:: Aim ::
In your copy, include every line of the listing below exactly but none of the pictures.

# Data records start

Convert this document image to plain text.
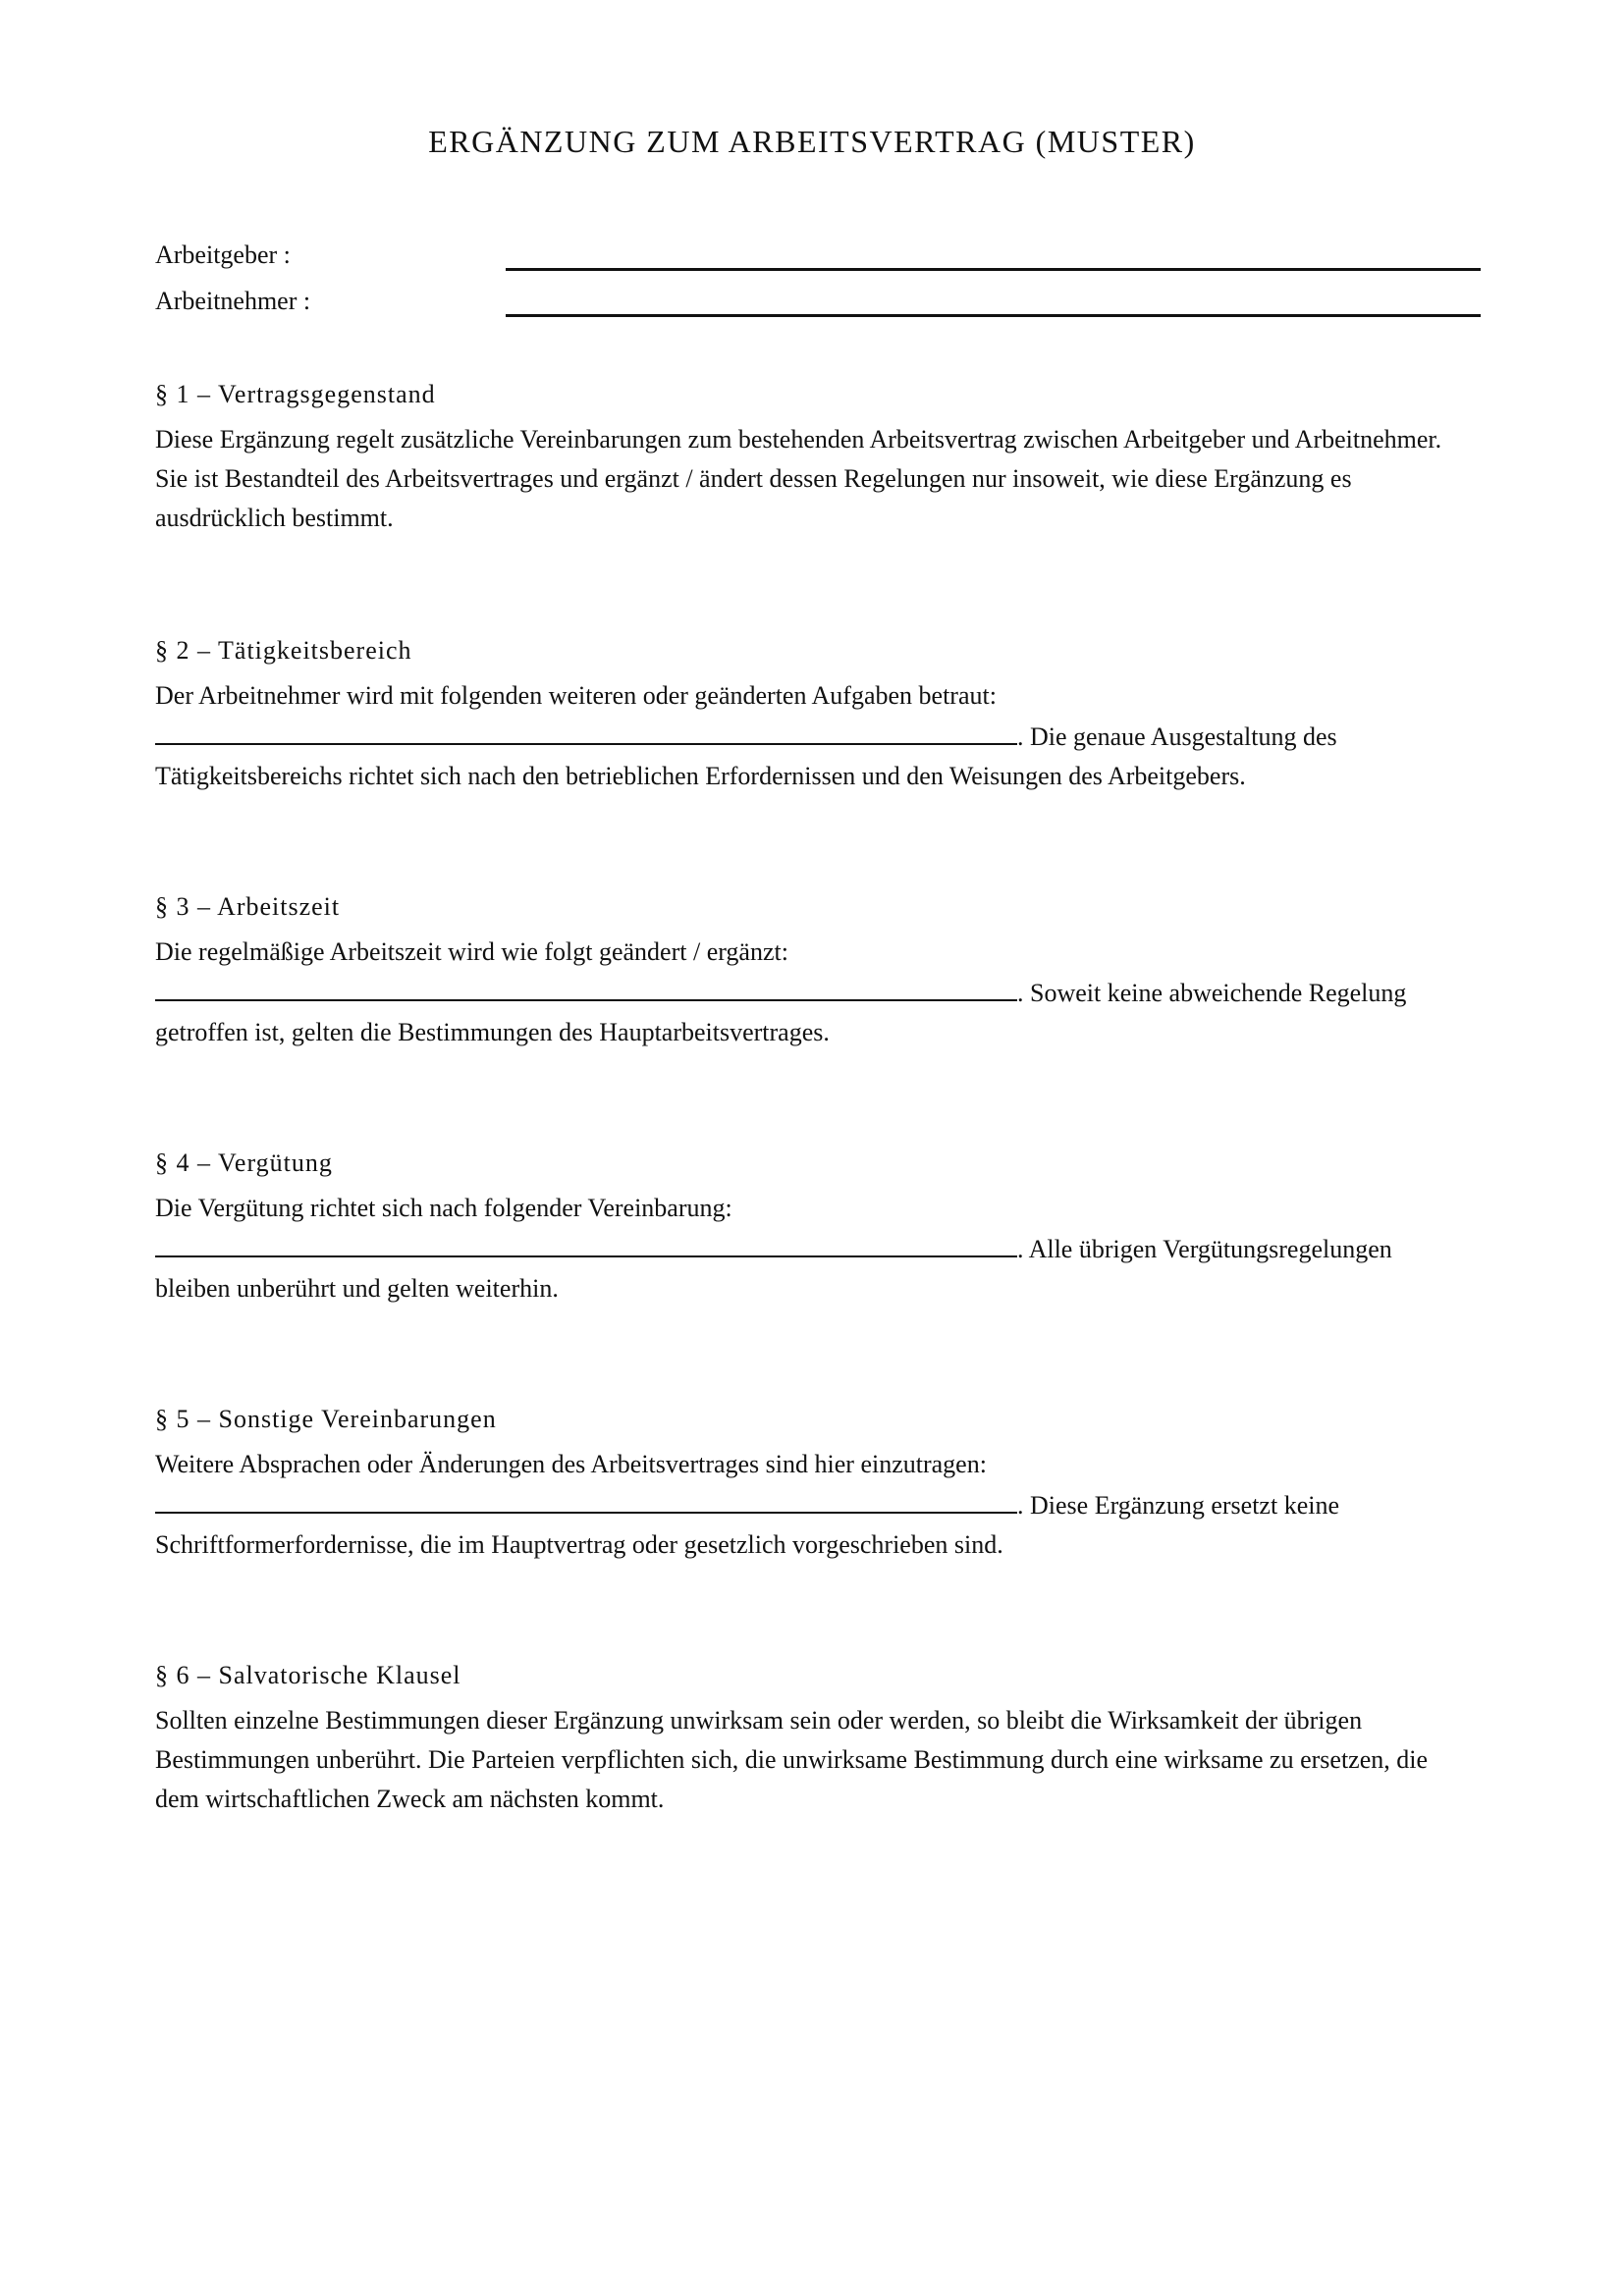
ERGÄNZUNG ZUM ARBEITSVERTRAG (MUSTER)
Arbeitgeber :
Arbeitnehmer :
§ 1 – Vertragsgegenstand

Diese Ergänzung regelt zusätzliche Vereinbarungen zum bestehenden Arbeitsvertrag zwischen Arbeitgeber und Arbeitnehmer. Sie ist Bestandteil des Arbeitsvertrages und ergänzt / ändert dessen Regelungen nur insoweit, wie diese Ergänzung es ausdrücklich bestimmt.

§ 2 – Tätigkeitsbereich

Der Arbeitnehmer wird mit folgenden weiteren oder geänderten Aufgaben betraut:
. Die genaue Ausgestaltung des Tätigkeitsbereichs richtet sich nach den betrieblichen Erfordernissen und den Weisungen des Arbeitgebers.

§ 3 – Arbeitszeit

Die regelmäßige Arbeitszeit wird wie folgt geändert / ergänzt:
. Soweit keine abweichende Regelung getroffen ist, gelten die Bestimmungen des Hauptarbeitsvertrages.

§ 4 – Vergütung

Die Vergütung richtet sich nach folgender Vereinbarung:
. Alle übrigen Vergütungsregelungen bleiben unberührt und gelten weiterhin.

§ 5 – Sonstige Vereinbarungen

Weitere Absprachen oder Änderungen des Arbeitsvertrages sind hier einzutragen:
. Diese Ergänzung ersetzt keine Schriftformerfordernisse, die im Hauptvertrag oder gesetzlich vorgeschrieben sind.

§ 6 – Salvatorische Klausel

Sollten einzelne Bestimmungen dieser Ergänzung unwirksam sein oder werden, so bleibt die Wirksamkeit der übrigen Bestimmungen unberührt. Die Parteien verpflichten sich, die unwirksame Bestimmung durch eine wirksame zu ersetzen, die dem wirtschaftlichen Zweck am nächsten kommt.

# Data records end

:: Result below ::
Convert this document image to plain text.
ERGÄNZUNG ZUM ARBEITSVERTRAG (MUSTER)
Arbeitgeber :
Arbeitnehmer :
§ 1 – Vertragsgegenstand

Diese Ergänzung regelt zusätzliche Vereinbarungen zum bestehenden Arbeitsvertrag zwischen Arbeitgeber und Arbeitnehmer. Sie ist Bestandteil des Arbeitsvertrages und ergänzt / ändert dessen Regelungen nur insoweit, wie diese Ergänzung es ausdrücklich bestimmt.

§ 2 – Tätigkeitsbereich

Der Arbeitnehmer wird mit folgenden weiteren oder geänderten Aufgaben betraut:
. Die genaue Ausgestaltung des Tätigkeitsbereichs richtet sich nach den betrieblichen Erfordernissen und den Weisungen des Arbeitgebers.

§ 3 – Arbeitszeit

Die regelmäßige Arbeitszeit wird wie folgt geändert / ergänzt:
. Soweit keine abweichende Regelung getroffen ist, gelten die Bestimmungen des Hauptarbeitsvertrages.

§ 4 – Vergütung

Die Vergütung richtet sich nach folgender Vereinbarung:
. Alle übrigen Vergütungsregelungen bleiben unberührt und gelten weiterhin.

§ 5 – Sonstige Vereinbarungen

Weitere Absprachen oder Änderungen des Arbeitsvertrages sind hier einzutragen:
. Diese Ergänzung ersetzt keine Schriftformerfordernisse, die im Hauptvertrag oder gesetzlich vorgeschrieben sind.

§ 6 – Salvatorische Klausel

Sollten einzelne Bestimmungen dieser Ergänzung unwirksam sein oder werden, so bleibt die Wirksamkeit der übrigen Bestimmungen unberührt. Die Parteien verpflichten sich, die unwirksame Bestimmung durch eine wirksame zu ersetzen, die dem wirtschaftlichen Zweck am nächsten kommt.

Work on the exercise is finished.